In the data below, locate each line with the word "Date" and list it.

======== GIVEN DATA ========

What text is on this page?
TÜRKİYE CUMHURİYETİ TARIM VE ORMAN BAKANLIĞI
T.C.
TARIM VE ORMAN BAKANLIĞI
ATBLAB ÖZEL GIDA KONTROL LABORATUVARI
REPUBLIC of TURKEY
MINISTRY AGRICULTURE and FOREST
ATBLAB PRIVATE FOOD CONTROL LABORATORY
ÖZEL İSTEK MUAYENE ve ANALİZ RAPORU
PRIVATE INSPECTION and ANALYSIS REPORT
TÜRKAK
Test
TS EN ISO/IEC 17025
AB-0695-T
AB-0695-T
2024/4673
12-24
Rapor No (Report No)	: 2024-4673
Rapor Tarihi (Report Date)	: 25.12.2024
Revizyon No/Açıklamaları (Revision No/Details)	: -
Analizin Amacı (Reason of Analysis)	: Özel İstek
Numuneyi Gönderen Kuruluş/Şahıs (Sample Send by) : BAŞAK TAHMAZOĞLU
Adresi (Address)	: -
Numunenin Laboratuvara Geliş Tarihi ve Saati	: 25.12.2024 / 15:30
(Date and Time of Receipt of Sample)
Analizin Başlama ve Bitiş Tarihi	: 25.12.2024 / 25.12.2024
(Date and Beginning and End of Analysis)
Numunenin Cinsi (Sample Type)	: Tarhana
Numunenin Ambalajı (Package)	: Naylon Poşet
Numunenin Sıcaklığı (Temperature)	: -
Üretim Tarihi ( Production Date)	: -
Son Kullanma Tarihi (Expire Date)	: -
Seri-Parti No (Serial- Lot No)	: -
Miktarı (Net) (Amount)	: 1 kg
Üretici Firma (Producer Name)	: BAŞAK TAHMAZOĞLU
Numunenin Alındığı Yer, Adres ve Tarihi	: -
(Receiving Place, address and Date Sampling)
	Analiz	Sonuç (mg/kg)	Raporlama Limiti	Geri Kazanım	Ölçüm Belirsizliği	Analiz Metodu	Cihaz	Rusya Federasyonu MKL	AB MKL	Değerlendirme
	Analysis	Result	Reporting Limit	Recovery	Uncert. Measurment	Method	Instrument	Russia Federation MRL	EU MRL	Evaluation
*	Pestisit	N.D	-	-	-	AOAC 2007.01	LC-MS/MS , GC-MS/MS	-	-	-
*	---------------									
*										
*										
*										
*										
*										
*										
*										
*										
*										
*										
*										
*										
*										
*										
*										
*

========

FINISHED ANSWER
Rapor Tarihi (Report Date)	: 25.12.2024
(Date and Time of Receipt of Sample)
(Date and Beginning and End of Analysis)
Üretim Tarihi ( Production Date)	: -
Son Kullanma Tarihi (Expire Date)	: -
(Receiving Place, address and Date Sampling)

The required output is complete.